[Entries with figure data]
========================================================================
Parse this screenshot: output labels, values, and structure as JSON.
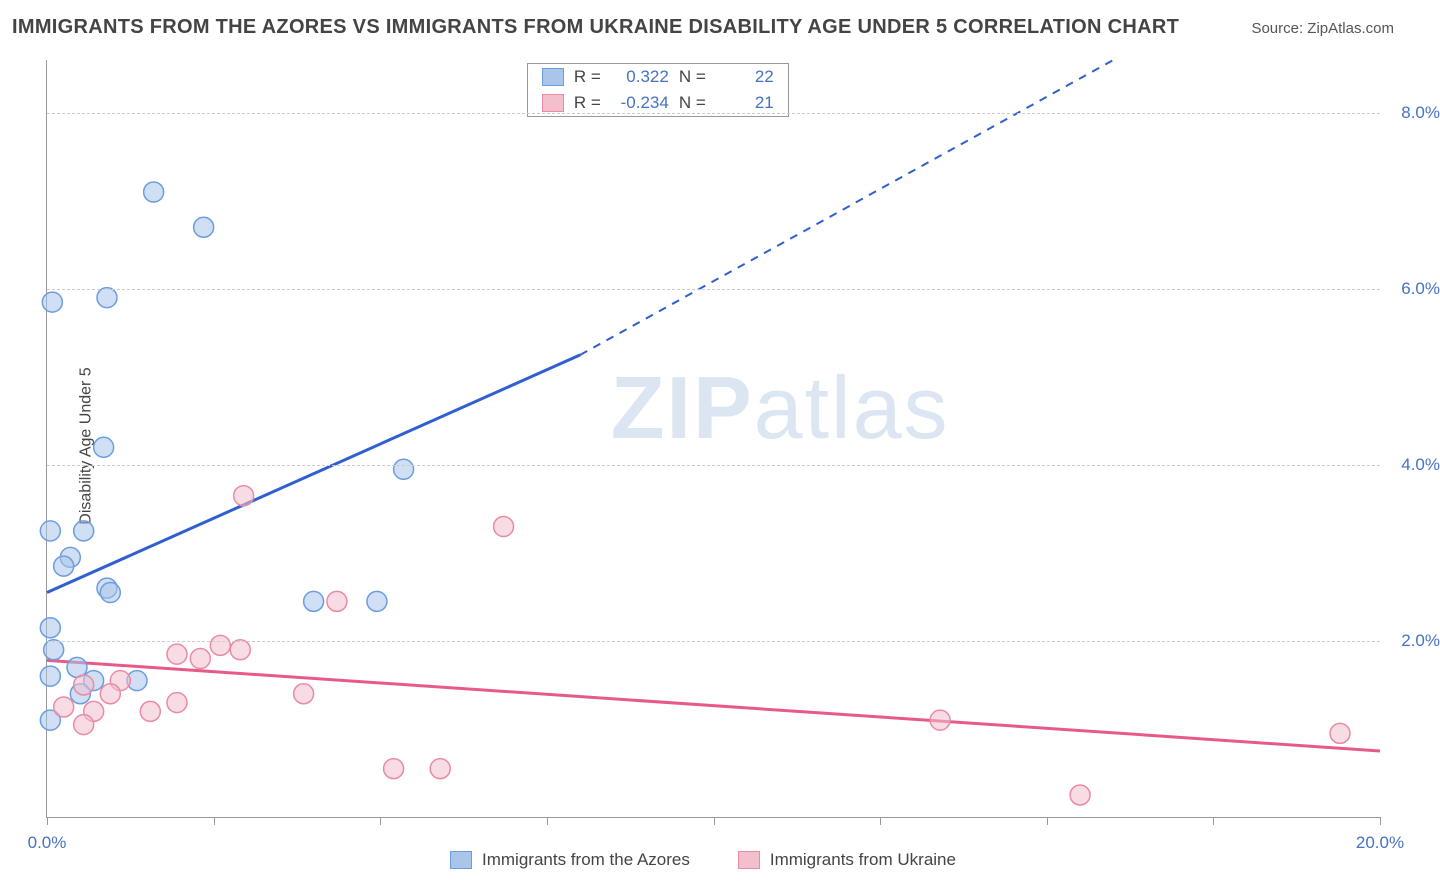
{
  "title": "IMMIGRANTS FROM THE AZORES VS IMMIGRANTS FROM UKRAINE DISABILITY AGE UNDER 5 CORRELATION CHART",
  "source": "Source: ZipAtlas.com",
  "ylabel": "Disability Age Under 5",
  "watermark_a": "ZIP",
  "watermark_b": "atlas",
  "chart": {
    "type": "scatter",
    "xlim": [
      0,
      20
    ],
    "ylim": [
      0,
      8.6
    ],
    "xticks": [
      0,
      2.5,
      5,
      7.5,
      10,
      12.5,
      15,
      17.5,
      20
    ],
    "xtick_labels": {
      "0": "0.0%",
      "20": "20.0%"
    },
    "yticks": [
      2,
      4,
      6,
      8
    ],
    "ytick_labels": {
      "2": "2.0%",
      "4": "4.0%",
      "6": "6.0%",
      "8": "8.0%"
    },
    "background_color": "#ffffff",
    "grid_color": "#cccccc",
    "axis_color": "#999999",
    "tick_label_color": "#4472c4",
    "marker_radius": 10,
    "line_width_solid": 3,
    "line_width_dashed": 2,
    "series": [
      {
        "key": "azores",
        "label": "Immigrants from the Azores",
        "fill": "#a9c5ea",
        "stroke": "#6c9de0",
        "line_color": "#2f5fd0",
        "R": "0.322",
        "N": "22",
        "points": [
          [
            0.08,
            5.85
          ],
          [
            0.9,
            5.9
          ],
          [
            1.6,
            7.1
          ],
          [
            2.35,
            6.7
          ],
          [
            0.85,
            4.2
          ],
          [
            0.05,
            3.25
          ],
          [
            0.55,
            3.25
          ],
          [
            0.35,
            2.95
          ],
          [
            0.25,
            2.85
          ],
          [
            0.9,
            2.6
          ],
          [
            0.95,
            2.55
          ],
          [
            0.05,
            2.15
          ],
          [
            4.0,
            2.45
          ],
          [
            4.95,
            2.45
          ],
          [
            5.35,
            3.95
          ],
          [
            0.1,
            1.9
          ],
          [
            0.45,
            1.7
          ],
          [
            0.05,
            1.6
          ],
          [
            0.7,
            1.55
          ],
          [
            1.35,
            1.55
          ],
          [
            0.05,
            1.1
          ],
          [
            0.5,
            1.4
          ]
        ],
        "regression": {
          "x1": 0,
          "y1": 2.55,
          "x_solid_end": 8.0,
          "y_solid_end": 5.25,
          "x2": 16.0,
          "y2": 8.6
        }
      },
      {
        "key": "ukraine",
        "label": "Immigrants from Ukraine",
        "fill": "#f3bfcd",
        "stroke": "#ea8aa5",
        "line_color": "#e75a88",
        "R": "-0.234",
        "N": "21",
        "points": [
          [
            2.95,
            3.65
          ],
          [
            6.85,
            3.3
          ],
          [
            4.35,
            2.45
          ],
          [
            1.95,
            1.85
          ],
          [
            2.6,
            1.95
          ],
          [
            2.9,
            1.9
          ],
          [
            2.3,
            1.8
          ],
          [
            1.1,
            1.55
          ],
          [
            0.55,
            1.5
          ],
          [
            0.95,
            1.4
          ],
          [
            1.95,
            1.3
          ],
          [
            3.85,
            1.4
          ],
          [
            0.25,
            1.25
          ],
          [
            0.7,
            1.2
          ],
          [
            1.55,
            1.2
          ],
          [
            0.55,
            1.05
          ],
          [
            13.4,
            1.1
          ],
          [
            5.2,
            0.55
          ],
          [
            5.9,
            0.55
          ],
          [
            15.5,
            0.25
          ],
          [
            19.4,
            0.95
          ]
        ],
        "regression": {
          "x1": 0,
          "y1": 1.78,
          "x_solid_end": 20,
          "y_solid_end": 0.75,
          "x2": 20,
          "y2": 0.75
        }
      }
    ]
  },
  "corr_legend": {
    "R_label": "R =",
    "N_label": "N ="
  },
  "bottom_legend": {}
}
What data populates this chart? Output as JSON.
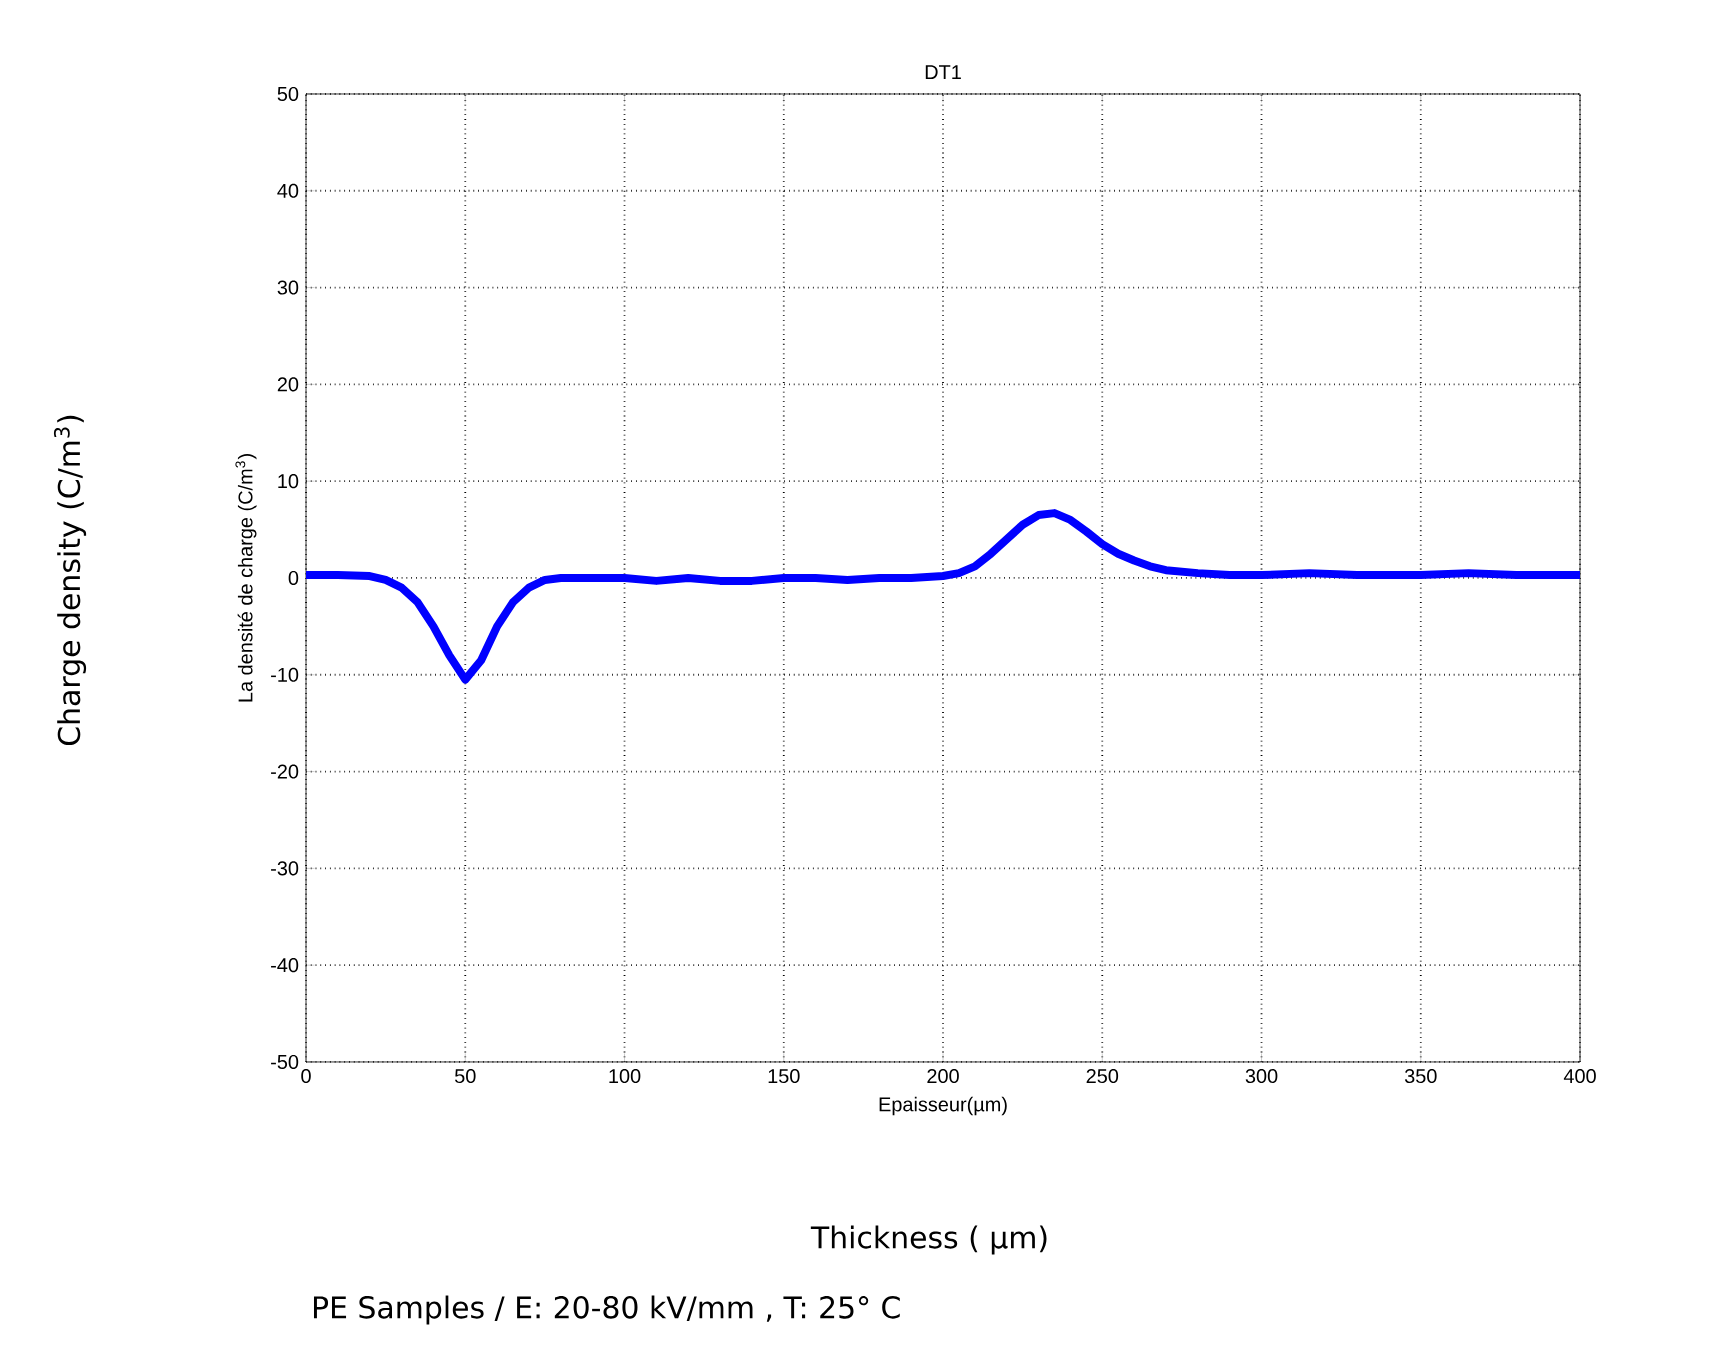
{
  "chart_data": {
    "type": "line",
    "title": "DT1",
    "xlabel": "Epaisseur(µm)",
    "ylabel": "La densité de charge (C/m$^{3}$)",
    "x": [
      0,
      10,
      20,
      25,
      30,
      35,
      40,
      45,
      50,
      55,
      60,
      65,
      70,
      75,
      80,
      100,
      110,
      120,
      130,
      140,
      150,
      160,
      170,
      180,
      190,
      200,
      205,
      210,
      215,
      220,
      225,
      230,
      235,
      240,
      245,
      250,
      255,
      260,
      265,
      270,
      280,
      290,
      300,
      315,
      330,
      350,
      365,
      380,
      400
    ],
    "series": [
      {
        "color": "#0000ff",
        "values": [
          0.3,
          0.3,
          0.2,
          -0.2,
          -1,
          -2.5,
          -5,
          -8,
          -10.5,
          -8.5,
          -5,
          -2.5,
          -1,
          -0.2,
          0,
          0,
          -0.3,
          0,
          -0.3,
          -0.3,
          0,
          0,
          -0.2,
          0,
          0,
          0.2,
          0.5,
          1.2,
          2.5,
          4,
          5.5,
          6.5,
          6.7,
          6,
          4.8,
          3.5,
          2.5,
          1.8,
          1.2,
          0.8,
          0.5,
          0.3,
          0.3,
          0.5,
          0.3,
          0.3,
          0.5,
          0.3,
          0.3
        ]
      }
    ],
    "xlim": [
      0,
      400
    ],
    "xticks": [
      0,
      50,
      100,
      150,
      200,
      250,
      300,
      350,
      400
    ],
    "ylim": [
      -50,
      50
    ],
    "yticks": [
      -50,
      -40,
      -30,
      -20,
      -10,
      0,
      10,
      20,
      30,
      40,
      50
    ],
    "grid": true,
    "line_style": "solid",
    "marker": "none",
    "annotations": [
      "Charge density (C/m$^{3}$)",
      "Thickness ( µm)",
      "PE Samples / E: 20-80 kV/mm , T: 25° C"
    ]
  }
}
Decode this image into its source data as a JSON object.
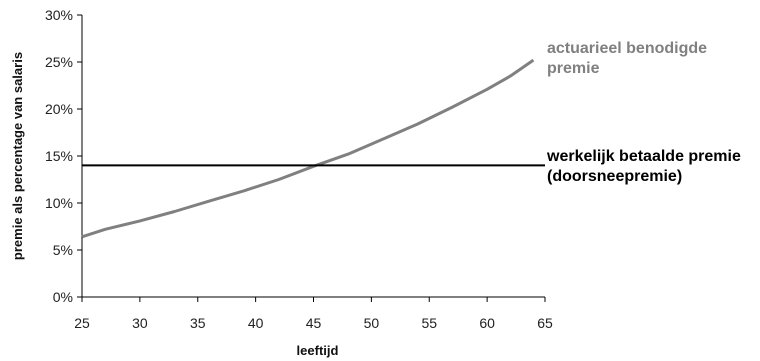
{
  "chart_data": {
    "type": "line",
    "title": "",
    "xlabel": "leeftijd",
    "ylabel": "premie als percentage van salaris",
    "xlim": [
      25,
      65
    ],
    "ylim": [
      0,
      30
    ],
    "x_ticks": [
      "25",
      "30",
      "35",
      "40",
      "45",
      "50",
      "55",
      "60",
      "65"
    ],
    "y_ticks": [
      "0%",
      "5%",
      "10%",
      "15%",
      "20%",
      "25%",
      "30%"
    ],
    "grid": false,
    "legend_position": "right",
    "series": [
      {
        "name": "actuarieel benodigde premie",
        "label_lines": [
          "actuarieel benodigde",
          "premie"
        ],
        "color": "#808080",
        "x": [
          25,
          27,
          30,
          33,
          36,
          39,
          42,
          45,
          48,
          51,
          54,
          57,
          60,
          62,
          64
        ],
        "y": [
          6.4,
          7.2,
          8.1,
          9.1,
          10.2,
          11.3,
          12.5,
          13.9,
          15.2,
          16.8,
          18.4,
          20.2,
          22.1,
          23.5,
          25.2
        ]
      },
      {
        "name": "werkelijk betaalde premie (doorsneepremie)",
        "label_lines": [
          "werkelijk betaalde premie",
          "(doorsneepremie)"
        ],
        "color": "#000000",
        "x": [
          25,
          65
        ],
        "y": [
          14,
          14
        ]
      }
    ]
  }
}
========================================================================
[Given problem]:
Without the pictures, write out every entry precisely as it appears.

[Task solution]:
Parse this screenshot: output labels, values, and structure as JSON.
{
  "title": "IMMIGRANTS FROM THE AZORES VS IMMIGRANTS FROM UKRAINE DISABILITY AGE UNDER 5 CORRELATION CHART",
  "source": "Source: ZipAtlas.com",
  "ylabel": "Disability Age Under 5",
  "watermark_a": "ZIP",
  "watermark_b": "atlas",
  "chart": {
    "type": "scatter",
    "xlim": [
      0,
      20
    ],
    "ylim": [
      0,
      8.6
    ],
    "xticks": [
      0,
      2.5,
      5,
      7.5,
      10,
      12.5,
      15,
      17.5,
      20
    ],
    "xtick_labels": {
      "0": "0.0%",
      "20": "20.0%"
    },
    "yticks": [
      2,
      4,
      6,
      8
    ],
    "ytick_labels": {
      "2": "2.0%",
      "4": "4.0%",
      "6": "6.0%",
      "8": "8.0%"
    },
    "background_color": "#ffffff",
    "grid_color": "#cccccc",
    "axis_color": "#999999",
    "tick_label_color": "#4472c4",
    "marker_radius": 10,
    "line_width_solid": 3,
    "line_width_dashed": 2,
    "series": [
      {
        "key": "azores",
        "label": "Immigrants from the Azores",
        "fill": "#a9c5ea",
        "stroke": "#6c9de0",
        "line_color": "#2f5fd0",
        "R": "0.322",
        "N": "22",
        "points": [
          [
            0.08,
            5.85
          ],
          [
            0.9,
            5.9
          ],
          [
            1.6,
            7.1
          ],
          [
            2.35,
            6.7
          ],
          [
            0.85,
            4.2
          ],
          [
            0.05,
            3.25
          ],
          [
            0.55,
            3.25
          ],
          [
            0.35,
            2.95
          ],
          [
            0.25,
            2.85
          ],
          [
            0.9,
            2.6
          ],
          [
            0.95,
            2.55
          ],
          [
            0.05,
            2.15
          ],
          [
            4.0,
            2.45
          ],
          [
            4.95,
            2.45
          ],
          [
            5.35,
            3.95
          ],
          [
            0.1,
            1.9
          ],
          [
            0.45,
            1.7
          ],
          [
            0.05,
            1.6
          ],
          [
            0.7,
            1.55
          ],
          [
            1.35,
            1.55
          ],
          [
            0.05,
            1.1
          ],
          [
            0.5,
            1.4
          ]
        ],
        "regression": {
          "x1": 0,
          "y1": 2.55,
          "x_solid_end": 8.0,
          "y_solid_end": 5.25,
          "x2": 16.0,
          "y2": 8.6
        }
      },
      {
        "key": "ukraine",
        "label": "Immigrants from Ukraine",
        "fill": "#f3bfcd",
        "stroke": "#ea8aa5",
        "line_color": "#e75a88",
        "R": "-0.234",
        "N": "21",
        "points": [
          [
            2.95,
            3.65
          ],
          [
            6.85,
            3.3
          ],
          [
            4.35,
            2.45
          ],
          [
            1.95,
            1.85
          ],
          [
            2.6,
            1.95
          ],
          [
            2.9,
            1.9
          ],
          [
            2.3,
            1.8
          ],
          [
            1.1,
            1.55
          ],
          [
            0.55,
            1.5
          ],
          [
            0.95,
            1.4
          ],
          [
            1.95,
            1.3
          ],
          [
            3.85,
            1.4
          ],
          [
            0.25,
            1.25
          ],
          [
            0.7,
            1.2
          ],
          [
            1.55,
            1.2
          ],
          [
            0.55,
            1.05
          ],
          [
            13.4,
            1.1
          ],
          [
            5.2,
            0.55
          ],
          [
            5.9,
            0.55
          ],
          [
            15.5,
            0.25
          ],
          [
            19.4,
            0.95
          ]
        ],
        "regression": {
          "x1": 0,
          "y1": 1.78,
          "x_solid_end": 20,
          "y_solid_end": 0.75,
          "x2": 20,
          "y2": 0.75
        }
      }
    ]
  },
  "corr_legend": {
    "R_label": "R =",
    "N_label": "N ="
  },
  "bottom_legend": {}
}
What data populates this chart? Output as JSON.
{
  "chart_data": {
    "type": "line",
    "title": "DT1",
    "xlabel": "Epaisseur(µm)",
    "ylabel": "La densité de charge (C/m$^{3}$)",
    "x": [
      0,
      10,
      20,
      25,
      30,
      35,
      40,
      45,
      50,
      55,
      60,
      65,
      70,
      75,
      80,
      100,
      110,
      120,
      130,
      140,
      150,
      160,
      170,
      180,
      190,
      200,
      205,
      210,
      215,
      220,
      225,
      230,
      235,
      240,
      245,
      250,
      255,
      260,
      265,
      270,
      280,
      290,
      300,
      315,
      330,
      350,
      365,
      380,
      400
    ],
    "series": [
      {
        "color": "#0000ff",
        "values": [
          0.3,
          0.3,
          0.2,
          -0.2,
          -1,
          -2.5,
          -5,
          -8,
          -10.5,
          -8.5,
          -5,
          -2.5,
          -1,
          -0.2,
          0,
          0,
          -0.3,
          0,
          -0.3,
          -0.3,
          0,
          0,
          -0.2,
          0,
          0,
          0.2,
          0.5,
          1.2,
          2.5,
          4,
          5.5,
          6.5,
          6.7,
          6,
          4.8,
          3.5,
          2.5,
          1.8,
          1.2,
          0.8,
          0.5,
          0.3,
          0.3,
          0.5,
          0.3,
          0.3,
          0.5,
          0.3,
          0.3
        ]
      }
    ],
    "xlim": [
      0,
      400
    ],
    "xticks": [
      0,
      50,
      100,
      150,
      200,
      250,
      300,
      350,
      400
    ],
    "ylim": [
      -50,
      50
    ],
    "yticks": [
      -50,
      -40,
      -30,
      -20,
      -10,
      0,
      10,
      20,
      30,
      40,
      50
    ],
    "grid": true,
    "line_style": "solid",
    "marker": "none",
    "annotations": [
      "Charge density (C/m$^{3}$)",
      "Thickness ( µm)",
      "PE Samples / E: 20-80 kV/mm , T: 25° C"
    ]
  }
}
Decode this image into its source data as a JSON object.
{
  "chart_data": {
    "type": "line",
    "title": "",
    "xlabel": "leeftijd",
    "ylabel": "premie als percentage van salaris",
    "xlim": [
      25,
      65
    ],
    "ylim": [
      0,
      30
    ],
    "x_ticks": [
      "25",
      "30",
      "35",
      "40",
      "45",
      "50",
      "55",
      "60",
      "65"
    ],
    "y_ticks": [
      "0%",
      "5%",
      "10%",
      "15%",
      "20%",
      "25%",
      "30%"
    ],
    "grid": false,
    "legend_position": "right",
    "series": [
      {
        "name": "actuarieel benodigde premie",
        "label_lines": [
          "actuarieel benodigde",
          "premie"
        ],
        "color": "#808080",
        "x": [
          25,
          27,
          30,
          33,
          36,
          39,
          42,
          45,
          48,
          51,
          54,
          57,
          60,
          62,
          64
        ],
        "y": [
          6.4,
          7.2,
          8.1,
          9.1,
          10.2,
          11.3,
          12.5,
          13.9,
          15.2,
          16.8,
          18.4,
          20.2,
          22.1,
          23.5,
          25.2
        ]
      },
      {
        "name": "werkelijk betaalde premie (doorsneepremie)",
        "label_lines": [
          "werkelijk betaalde premie",
          "(doorsneepremie)"
        ],
        "color": "#000000",
        "x": [
          25,
          65
        ],
        "y": [
          14,
          14
        ]
      }
    ]
  }
}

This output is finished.